▸ **EXERCISE BRIEF**: Copy all of the records below verbatim.

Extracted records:
------------------------------

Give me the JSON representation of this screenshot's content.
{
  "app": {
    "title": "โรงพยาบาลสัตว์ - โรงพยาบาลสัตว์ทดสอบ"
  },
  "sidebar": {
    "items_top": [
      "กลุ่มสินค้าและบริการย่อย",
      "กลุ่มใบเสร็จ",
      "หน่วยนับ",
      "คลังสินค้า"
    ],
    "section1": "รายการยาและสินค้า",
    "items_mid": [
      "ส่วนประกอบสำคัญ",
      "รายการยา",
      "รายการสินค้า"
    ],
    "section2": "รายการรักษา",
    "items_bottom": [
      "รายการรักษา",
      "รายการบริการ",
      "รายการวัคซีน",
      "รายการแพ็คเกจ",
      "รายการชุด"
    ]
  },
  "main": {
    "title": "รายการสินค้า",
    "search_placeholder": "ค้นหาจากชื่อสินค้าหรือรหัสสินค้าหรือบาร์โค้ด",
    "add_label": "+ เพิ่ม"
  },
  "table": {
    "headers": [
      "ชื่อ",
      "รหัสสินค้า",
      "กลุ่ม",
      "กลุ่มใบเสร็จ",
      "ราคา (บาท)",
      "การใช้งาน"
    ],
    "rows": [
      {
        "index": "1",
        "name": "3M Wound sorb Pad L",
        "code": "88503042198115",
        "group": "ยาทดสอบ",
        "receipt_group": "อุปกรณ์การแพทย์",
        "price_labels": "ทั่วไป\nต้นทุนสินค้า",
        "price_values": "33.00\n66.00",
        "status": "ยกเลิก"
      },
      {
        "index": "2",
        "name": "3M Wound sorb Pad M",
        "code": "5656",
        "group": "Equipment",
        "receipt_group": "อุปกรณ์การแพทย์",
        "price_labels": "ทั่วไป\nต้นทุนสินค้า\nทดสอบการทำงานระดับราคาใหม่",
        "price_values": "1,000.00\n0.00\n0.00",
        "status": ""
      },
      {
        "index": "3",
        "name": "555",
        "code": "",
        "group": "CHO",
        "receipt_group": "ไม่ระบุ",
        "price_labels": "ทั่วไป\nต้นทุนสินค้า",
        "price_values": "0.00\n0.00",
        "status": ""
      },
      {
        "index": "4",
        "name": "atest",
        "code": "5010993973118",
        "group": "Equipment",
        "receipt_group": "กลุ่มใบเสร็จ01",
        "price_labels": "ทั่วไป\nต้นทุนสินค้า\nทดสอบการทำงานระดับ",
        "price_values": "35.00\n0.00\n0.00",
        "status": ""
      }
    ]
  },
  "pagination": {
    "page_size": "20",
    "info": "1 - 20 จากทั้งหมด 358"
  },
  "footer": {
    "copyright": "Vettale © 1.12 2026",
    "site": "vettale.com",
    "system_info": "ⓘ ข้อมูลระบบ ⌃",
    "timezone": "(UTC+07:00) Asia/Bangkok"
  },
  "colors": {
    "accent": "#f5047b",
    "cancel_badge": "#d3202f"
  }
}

------------------------------

▸ **EXERCISE OUTPUT**:
Give me the JSON representation of this screenshot's content.
{
  "app": {
    "title": "โรงพยาบาลสัตว์ - โรงพยาบาลสัตว์ทดสอบ"
  },
  "sidebar": {
    "items_top": [
      "กลุ่มสินค้าและบริการย่อย",
      "กลุ่มใบเสร็จ",
      "หน่วยนับ",
      "คลังสินค้า"
    ],
    "section1": "รายการยาและสินค้า",
    "items_mid": [
      "ส่วนประกอบสำคัญ",
      "รายการยา",
      "รายการสินค้า"
    ],
    "section2": "รายการรักษา",
    "items_bottom": [
      "รายการรักษา",
      "รายการบริการ",
      "รายการวัคซีน",
      "รายการแพ็คเกจ",
      "รายการชุด"
    ]
  },
  "main": {
    "title": "รายการสินค้า",
    "search_placeholder": "ค้นหาจากชื่อสินค้าหรือรหัสสินค้าหรือบาร์โค้ด",
    "add_label": "+ เพิ่ม"
  },
  "table": {
    "headers": [
      "ชื่อ",
      "รหัสสินค้า",
      "กลุ่ม",
      "กลุ่มใบเสร็จ",
      "ราคา (บาท)",
      "การใช้งาน"
    ],
    "rows": [
      {
        "index": "1",
        "name": "3M Wound sorb Pad L",
        "code": "88503042198115",
        "group": "ยาทดสอบ",
        "receipt_group": "อุปกรณ์การแพทย์",
        "price_labels": "ทั่วไป\nต้นทุนสินค้า",
        "price_values": "33.00\n66.00",
        "status": "ยกเลิก"
      },
      {
        "index": "2",
        "name": "3M Wound sorb Pad M",
        "code": "5656",
        "group": "Equipment",
        "receipt_group": "อุปกรณ์การแพทย์",
        "price_labels": "ทั่วไป\nต้นทุนสินค้า\nทดสอบการทำงานระดับราคาใหม่",
        "price_values": "1,000.00\n0.00\n0.00",
        "status": ""
      },
      {
        "index": "3",
        "name": "555",
        "code": "",
        "group": "CHO",
        "receipt_group": "ไม่ระบุ",
        "price_labels": "ทั่วไป\nต้นทุนสินค้า",
        "price_values": "0.00\n0.00",
        "status": ""
      },
      {
        "index": "4",
        "name": "atest",
        "code": "5010993973118",
        "group": "Equipment",
        "receipt_group": "กลุ่มใบเสร็จ01",
        "price_labels": "ทั่วไป\nต้นทุนสินค้า\nทดสอบการทำงานระดับ",
        "price_values": "35.00\n0.00\n0.00",
        "status": ""
      }
    ]
  },
  "pagination": {
    "page_size": "20",
    "info": "1 - 20 จากทั้งหมด 358"
  },
  "footer": {
    "copyright": "Vettale © 1.12 2026",
    "site": "vettale.com",
    "system_info": "ⓘ ข้อมูลระบบ ⌃",
    "timezone": "(UTC+07:00) Asia/Bangkok"
  },
  "colors": {
    "accent": "#f5047b",
    "cancel_badge": "#d3202f"
  }
}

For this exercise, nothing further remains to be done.